Last updated on September 9th, 2022 at 03:59 pm
‘The Garden’ by Andrew Marvell is one of the most complex poems with a blend of passion and wit, mixed with imagery, thus standing supreme in literature. The poem can be analyzed in a political manner and also with reference to the Bible. Its striking conceits and psychological insights magnify the poem’s beauty and are characteristic of Marvell’s poems.
The Garden: About the Poet
Andrew Marvell (1621-78) was a renowned Metaphysical poet, a politician, a satirist, and held a remarkable position in literature. He was born in Winestead-in-Holderness, East Riding of Yorkshire, as the son of a clergyman. Educated at Trinity College, Cambridge, he became a tutor to the daughter of Lord Fairfax and wrote the best poetry` during this season (1650-52).
Marvell was an acquaintance of Milton and protected him from the royal wrath. He also served as the Member of Parliament for Hull from 1659 until he died in 1678.
The Garden: Setting
The poem is set in a ‘Garden,’ which becomes the poet’s place of relaxation and lax, unperturbed by the hassles of society.
“While all flow’rs and all trees do close
To weave the garlands of repose”
This is deeply suggestive of the beauty of the garden and the relaxation, stress-free environment it provides.
The ‘Garden’ provides peace and ‘delicious solitude.’ It may be referred to as ‘Garden of Eden’ as there are many bibliographical references throughout the poem. This ‘Garden’ can be considered as God made, and unless Eve had intervened, this ‘Paradise’ was enjoyed by man, alone, in solitude. This interpretation is cleared by –
“But ‘twas beyond…….To live in paradise alone”.
Also, the presence of ‘herbs’ acting like a ‘sundial’ is suggestive of the fact that indeed The Garden is a place beyond the society, away from the regular toil of men created by God.
The Garden: Poetic Devices
“My soul into the boughs does glide
There like a bird it sits and sings”
This is a very significant simile as the soul leaves the body (a concept that the soul is indestructible) and thus can transcend beyond the ‘body’s vest’ or the skin. This soul is compared with that of a bird because it frees itself and prepares itself for a ‘longer flight,’ resembling death.
Keeping in pace with the metaphysical poems, ‘The Garden’ is full of metaphors, too.
In the 6th stanza, the mind, being compared to an ocean, is considered as a metaphor. The poet compares the mind to an ocean as our mind, just like the ocean, has a corresponding image of everything in the world (according to the theory of the seventeenth century).
Further, in the 9th stanza, the garden is compared with the galaxy, where the flowers are ‘zodiac run’ and the bees’ work is compared with the computation of time.
‘Fair Quiet’ and ‘Innocence’ are personified in the 2nd stanza, and they have been given living attributes by calling Innocence the sister of Fair Quiet and that the poet searched for them. He found them away from the Society (which is also personified), away from the company of others. The Society was rude to the delicious solitude that he enjoys, presently.
In the fourth stanza, the poet personifies Love and says that it makes its retreat to Mother Nature when all the lust and ardent passion has been exhausted.

________________

Goal of the exercise: Copy the passage of the analysis of "The Garden" starting with "This is a very" and going on through "flight,’ resembling death.", and swap "simile" for "comparison" wherever it appears.

________________

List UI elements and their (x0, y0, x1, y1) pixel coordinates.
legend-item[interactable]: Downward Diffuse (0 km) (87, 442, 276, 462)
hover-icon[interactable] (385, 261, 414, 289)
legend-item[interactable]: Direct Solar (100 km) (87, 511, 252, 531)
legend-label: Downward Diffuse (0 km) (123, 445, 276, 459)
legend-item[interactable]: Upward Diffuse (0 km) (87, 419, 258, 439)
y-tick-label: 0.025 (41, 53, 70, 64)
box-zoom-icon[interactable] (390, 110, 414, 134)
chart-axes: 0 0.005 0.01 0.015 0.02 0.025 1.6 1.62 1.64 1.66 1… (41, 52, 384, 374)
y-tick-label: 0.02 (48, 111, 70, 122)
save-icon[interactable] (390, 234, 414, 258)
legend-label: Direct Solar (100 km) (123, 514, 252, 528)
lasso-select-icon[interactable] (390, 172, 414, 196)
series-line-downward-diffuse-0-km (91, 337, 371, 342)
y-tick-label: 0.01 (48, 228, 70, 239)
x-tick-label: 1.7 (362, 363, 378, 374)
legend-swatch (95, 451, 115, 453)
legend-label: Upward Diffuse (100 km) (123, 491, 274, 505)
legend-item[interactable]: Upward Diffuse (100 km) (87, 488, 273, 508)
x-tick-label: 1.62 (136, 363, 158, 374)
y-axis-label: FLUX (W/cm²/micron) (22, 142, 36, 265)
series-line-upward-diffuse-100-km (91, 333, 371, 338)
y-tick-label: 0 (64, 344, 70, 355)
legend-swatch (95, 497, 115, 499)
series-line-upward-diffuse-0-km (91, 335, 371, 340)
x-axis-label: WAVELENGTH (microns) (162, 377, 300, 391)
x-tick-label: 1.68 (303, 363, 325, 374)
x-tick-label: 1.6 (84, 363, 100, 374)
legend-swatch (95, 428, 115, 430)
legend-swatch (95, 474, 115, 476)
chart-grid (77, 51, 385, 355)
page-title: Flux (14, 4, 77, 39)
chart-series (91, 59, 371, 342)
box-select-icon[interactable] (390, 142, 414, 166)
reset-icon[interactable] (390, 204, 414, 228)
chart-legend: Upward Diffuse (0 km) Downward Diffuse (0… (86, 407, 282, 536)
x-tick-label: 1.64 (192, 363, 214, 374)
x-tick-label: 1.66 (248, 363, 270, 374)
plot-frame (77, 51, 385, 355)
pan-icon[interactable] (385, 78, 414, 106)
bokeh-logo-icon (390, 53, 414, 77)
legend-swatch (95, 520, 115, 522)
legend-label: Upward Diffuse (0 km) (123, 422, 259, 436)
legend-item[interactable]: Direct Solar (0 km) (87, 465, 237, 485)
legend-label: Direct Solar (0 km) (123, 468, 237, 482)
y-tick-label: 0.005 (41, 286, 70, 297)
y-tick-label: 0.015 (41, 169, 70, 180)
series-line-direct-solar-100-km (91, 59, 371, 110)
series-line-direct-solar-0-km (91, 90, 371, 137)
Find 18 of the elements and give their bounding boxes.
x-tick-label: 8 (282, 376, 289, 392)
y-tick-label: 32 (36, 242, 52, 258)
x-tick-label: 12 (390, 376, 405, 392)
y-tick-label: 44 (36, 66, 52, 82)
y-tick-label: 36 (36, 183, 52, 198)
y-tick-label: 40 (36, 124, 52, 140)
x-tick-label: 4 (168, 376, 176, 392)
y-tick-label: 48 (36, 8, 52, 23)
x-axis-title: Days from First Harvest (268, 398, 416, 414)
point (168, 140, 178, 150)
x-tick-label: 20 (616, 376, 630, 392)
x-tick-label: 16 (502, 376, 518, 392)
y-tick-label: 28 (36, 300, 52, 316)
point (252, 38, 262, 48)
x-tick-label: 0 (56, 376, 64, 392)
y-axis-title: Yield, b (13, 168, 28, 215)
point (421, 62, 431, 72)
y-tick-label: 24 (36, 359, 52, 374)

________________

Correct response:
This is a very significant comparison as the soul leaves the body (a concept that the soul is indestructible) and thus can transcend beyond the ‘body’s vest’ or the skin. This soul is compared with that of a bird because it frees itself and prepares itself for a ‘longer flight,’ resembling death.